Brief: Copy every line of the records below character for character, leaving out the pictures.
====================
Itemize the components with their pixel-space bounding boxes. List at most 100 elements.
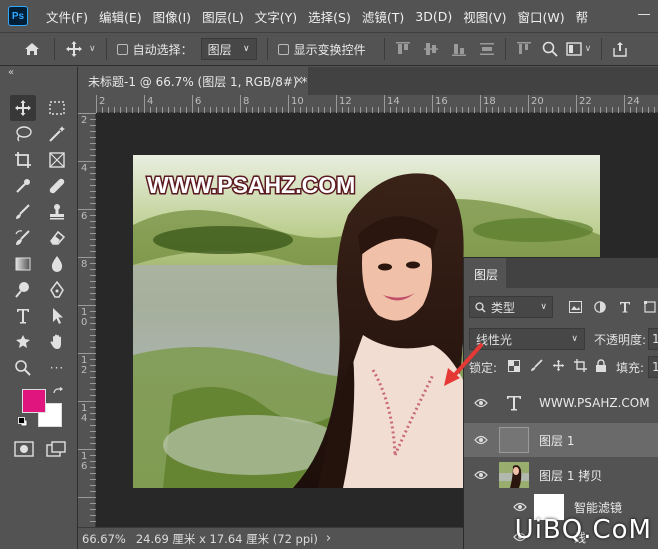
fill-input[interactable]: 1 [648,356,658,378]
crop-tool-button[interactable] [10,147,36,173]
share-icon[interactable] [612,41,628,57]
filter-shape-icon[interactable] [644,301,656,313]
stamp-icon [50,204,64,220]
menu-image[interactable]: 图像(I) [153,7,191,26]
eraser-tool-button[interactable] [44,225,70,251]
layers-panel: 图层 类型 ∨ 线性光 ∨ 不透明度: 1 锁定: 填充: 1 WWW.PSAH… [463,257,658,549]
status-arrow-icon[interactable]: › [326,531,331,546]
path-select-tool-button[interactable] [44,303,70,329]
visibility-eye-icon[interactable] [473,470,489,480]
auto-select-dropdown[interactable]: 图层 ∨ [200,38,257,60]
align-vcenter-icon[interactable] [423,41,439,57]
type-tool-button[interactable] [10,303,36,329]
document-tab[interactable]: 未标题-1 @ 66.7% (图层 1, RGB/8#) * × [78,67,308,95]
healing-brush-tool-button[interactable] [44,173,70,199]
chevron-down-icon[interactable]: ∨ [89,44,96,54]
collapse-icon[interactable]: « [8,67,14,78]
ruler-tick-label: 18 [483,96,496,107]
menu-select[interactable]: 选择(S) [308,7,351,26]
align-bottom-icon[interactable] [451,41,467,57]
menu-file[interactable]: 文件(F) [46,7,88,26]
filter-type-icon[interactable] [619,301,631,313]
layer-name: 图层 1 [539,433,575,448]
filter-pixel-icon[interactable] [569,301,582,313]
vertical-ruler[interactable]: 2 4 6 8 1 0 1 2 1 4 1 6 [78,113,96,527]
canvas-text-layer: WWW.PSAHZ.COM [147,172,355,198]
home-icon[interactable] [24,42,40,56]
hand-icon [50,334,61,349]
type-icon [17,309,29,324]
zoom-level[interactable]: 66.67% [82,532,126,546]
ruler-tick-label: 1 4 [81,403,88,424]
layer-thumbnail [499,462,529,488]
horizontal-ruler[interactable]: 2 4 6 8 10 12 14 16 18 20 22 24 [96,95,658,113]
distribute-icon[interactable] [479,41,495,57]
swap-colors-icon[interactable] [52,387,64,399]
layer-row-selected[interactable]: 图层 1 [464,423,658,457]
move-tool-button[interactable] [10,95,36,121]
layers-panel-title[interactable]: 图层 [464,258,506,288]
layer-row[interactable]: 图层 1 拷贝 [464,458,658,492]
stamp-tool-button[interactable] [44,199,70,225]
menu-help[interactable]: 帮 [576,7,589,26]
ruler-corner [78,95,96,113]
move-tool-icon[interactable] [65,40,83,58]
menu-edit[interactable]: 编辑(E) [99,7,142,26]
frame-tool-button[interactable] [44,147,70,173]
more-tools-button[interactable]: ··· [44,355,70,381]
zoom-tool-button[interactable] [10,355,36,381]
layer-row[interactable]: WWW.PSAHZ.COM [464,386,658,420]
minimize-icon[interactable] [638,14,650,15]
workspace-icon[interactable] [565,42,582,56]
ruler-tick-label: 8 [243,96,250,107]
lock-transparent-icon[interactable] [508,360,520,372]
layer-name: 图层 1 拷贝 [539,468,603,483]
lock-move-icon[interactable] [552,359,565,372]
menu-3d[interactable]: 3D(D) [415,9,452,24]
quick-mask-icon[interactable] [14,441,34,457]
brush-tool-button[interactable] [10,199,36,225]
search-icon[interactable] [542,41,558,57]
menu-layer[interactable]: 图层(L) [202,7,244,26]
magic-wand-tool-button[interactable] [44,121,70,147]
options-bar: ∨ 自动选择： 图层 ∨ 显示变换控件 ∨ [0,32,658,66]
close-icon[interactable]: × [294,73,304,87]
lock-all-icon[interactable] [595,359,607,372]
lock-artboard-icon[interactable] [574,359,587,372]
dodge-tool-button[interactable] [10,277,36,303]
default-colors-icon[interactable] [18,417,28,427]
visibility-eye-icon[interactable] [473,398,489,408]
menu-window[interactable]: 窗口(W) [518,7,565,26]
screen-mode-icon[interactable] [46,441,66,457]
gradient-tool-button[interactable] [10,251,36,277]
blur-tool-button[interactable] [44,251,70,277]
align-top-icon[interactable] [395,41,411,57]
history-brush-tool-button[interactable] [10,225,36,251]
brush-icon [16,204,30,219]
menu-filter[interactable]: 滤镜(T) [362,7,404,26]
document-tab-title: 未标题-1 @ 66.7% (图层 1, RGB/8#) * [88,75,308,89]
ruler-tick-label: 14 [387,96,400,107]
layer-filter-dropdown[interactable]: 类型 ∨ [469,296,553,318]
shape-tool-button[interactable] [10,329,36,355]
align-left-edge-icon[interactable] [516,41,532,57]
auto-select-checkbox[interactable] [116,43,128,55]
layer-filter-value: 类型 [491,300,516,315]
chevron-down-icon[interactable]: ∨ [585,44,592,54]
show-transform-checkbox[interactable] [277,43,289,55]
lasso-icon [16,126,32,142]
lock-brush-icon[interactable] [530,359,543,372]
menu-view[interactable]: 视图(V) [463,7,506,26]
filter-adjustment-icon[interactable] [594,301,606,313]
visibility-eye-icon[interactable] [473,435,489,445]
opacity-input[interactable]: 1 [648,328,658,350]
eyedropper-tool-button[interactable] [10,173,36,199]
menu-type[interactable]: 文字(Y) [255,7,297,26]
hand-tool-button[interactable] [44,329,70,355]
watermark: UiBQ.CoM [514,515,652,545]
pen-tool-button[interactable] [44,277,70,303]
visibility-eye-icon[interactable] [512,502,528,512]
lasso-tool-button[interactable] [10,121,36,147]
marquee-tool-button[interactable] [44,95,70,121]
foreground-color-swatch[interactable] [22,389,46,413]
====================
Task response:
Itemize the components with their pixel-space bounding boxes. List at most 100 elements.
fill-input[interactable]: 1 [648,356,658,378]
crop-tool-button[interactable] [10,147,36,173]
share-icon[interactable] [612,41,628,57]
filter-shape-icon[interactable] [644,301,656,313]
stamp-icon [50,204,64,220]
menu-image[interactable]: 图像(I) [153,7,191,26]
eraser-tool-button[interactable] [44,225,70,251]
layers-panel: 图层 类型 ∨ 线性光 ∨ 不透明度: 1 锁定: 填充: 1 WWW.PSAH… [463,257,658,549]
status-arrow-icon[interactable]: › [326,531,331,546]
path-select-tool-button[interactable] [44,303,70,329]
visibility-eye-icon[interactable] [473,470,489,480]
auto-select-dropdown[interactable]: 图层 ∨ [200,38,257,60]
align-vcenter-icon[interactable] [423,41,439,57]
type-tool-button[interactable] [10,303,36,329]
document-tab[interactable]: 未标题-1 @ 66.7% (图层 1, RGB/8#) * × [78,67,308,95]
healing-brush-tool-button[interactable] [44,173,70,199]
chevron-down-icon[interactable]: ∨ [89,44,96,54]
collapse-icon[interactable]: « [8,67,14,78]
ruler-tick-label: 18 [483,96,496,107]
menu-select[interactable]: 选择(S) [308,7,351,26]
align-bottom-icon[interactable] [451,41,467,57]
menu-file[interactable]: 文件(F) [46,7,88,26]
filter-type-icon[interactable] [619,301,631,313]
layer-name: 图层 1 [539,433,575,448]
filter-pixel-icon[interactable] [569,301,582,313]
vertical-ruler[interactable]: 2 4 6 8 1 0 1 2 1 4 1 6 [78,113,96,527]
canvas-text-layer: WWW.PSAHZ.COM [147,172,355,198]
home-icon[interactable] [24,42,40,56]
hand-icon [50,334,61,349]
type-icon [17,309,29,324]
zoom-level[interactable]: 66.67% [82,532,126,546]
ruler-tick-label: 1 4 [81,403,88,424]
layer-thumbnail [499,462,529,488]
horizontal-ruler[interactable]: 2 4 6 8 10 12 14 16 18 20 22 24 [96,95,658,113]
distribute-icon[interactable] [479,41,495,57]
swap-colors-icon[interactable] [52,387,64,399]
layer-row-selected[interactable]: 图层 1 [464,423,658,457]
move-tool-button[interactable] [10,95,36,121]
layers-panel-title[interactable]: 图层 [464,258,506,288]
layer-row[interactable]: 图层 1 拷贝 [464,458,658,492]
stamp-tool-button[interactable] [44,199,70,225]
menu-help[interactable]: 帮 [576,7,589,26]
ruler-corner [78,95,96,113]
move-tool-icon[interactable] [65,40,83,58]
menu-edit[interactable]: 编辑(E) [99,7,142,26]
frame-tool-button[interactable] [44,147,70,173]
more-tools-button[interactable]: ··· [44,355,70,381]
zoom-tool-button[interactable] [10,355,36,381]
layer-row[interactable]: WWW.PSAHZ.COM [464,386,658,420]
minimize-icon[interactable] [638,14,650,15]
workspace-icon[interactable] [565,42,582,56]
ruler-tick-label: 8 [243,96,250,107]
lock-transparent-icon[interactable] [508,360,520,372]
layer-name: 图层 1 拷贝 [539,468,603,483]
lock-move-icon[interactable] [552,359,565,372]
menu-3d[interactable]: 3D(D) [415,9,452,24]
quick-mask-icon[interactable] [14,441,34,457]
brush-tool-button[interactable] [10,199,36,225]
search-icon[interactable] [542,41,558,57]
menu-layer[interactable]: 图层(L) [202,7,244,26]
magic-wand-tool-button[interactable] [44,121,70,147]
options-bar: ∨ 自动选择： 图层 ∨ 显示变换控件 ∨ [0,32,658,66]
close-icon[interactable]: × [294,73,304,87]
lock-all-icon[interactable] [595,359,607,372]
lock-artboard-icon[interactable] [574,359,587,372]
dodge-tool-button[interactable] [10,277,36,303]
default-colors-icon[interactable] [18,417,28,427]
visibility-eye-icon[interactable] [473,398,489,408]
menu-window[interactable]: 窗口(W) [518,7,565,26]
screen-mode-icon[interactable] [46,441,66,457]
gradient-tool-button[interactable] [10,251,36,277]
blur-tool-button[interactable] [44,251,70,277]
align-top-icon[interactable] [395,41,411,57]
history-brush-tool-button[interactable] [10,225,36,251]
brush-icon [16,204,30,219]
menu-filter[interactable]: 滤镜(T) [362,7,404,26]
document-tab-title: 未标题-1 @ 66.7% (图层 1, RGB/8#) * [88,75,308,89]
ruler-tick-label: 14 [387,96,400,107]
layer-filter-dropdown[interactable]: 类型 ∨ [469,296,553,318]
shape-tool-button[interactable] [10,329,36,355]
align-left-edge-icon[interactable] [516,41,532,57]
auto-select-checkbox[interactable] [116,43,128,55]
layer-filter-value: 类型 [491,300,516,315]
chevron-down-icon[interactable]: ∨ [585,44,592,54]
show-transform-checkbox[interactable] [277,43,289,55]
lasso-icon [16,126,32,142]
lock-brush-icon[interactable] [530,359,543,372]
menu-view[interactable]: 视图(V) [463,7,506,26]
filter-adjustment-icon[interactable] [594,301,606,313]
visibility-eye-icon[interactable] [473,435,489,445]
opacity-input[interactable]: 1 [648,328,658,350]
eyedropper-tool-button[interactable] [10,173,36,199]
menu-type[interactable]: 文字(Y) [255,7,297,26]
hand-tool-button[interactable] [44,329,70,355]
watermark: UiBQ.CoM [514,515,652,545]
pen-tool-button[interactable] [44,277,70,303]
visibility-eye-icon[interactable] [512,502,528,512]
lasso-tool-button[interactable] [10,121,36,147]
marquee-tool-button[interactable] [44,95,70,121]
foreground-color-swatch[interactable] [22,389,46,413]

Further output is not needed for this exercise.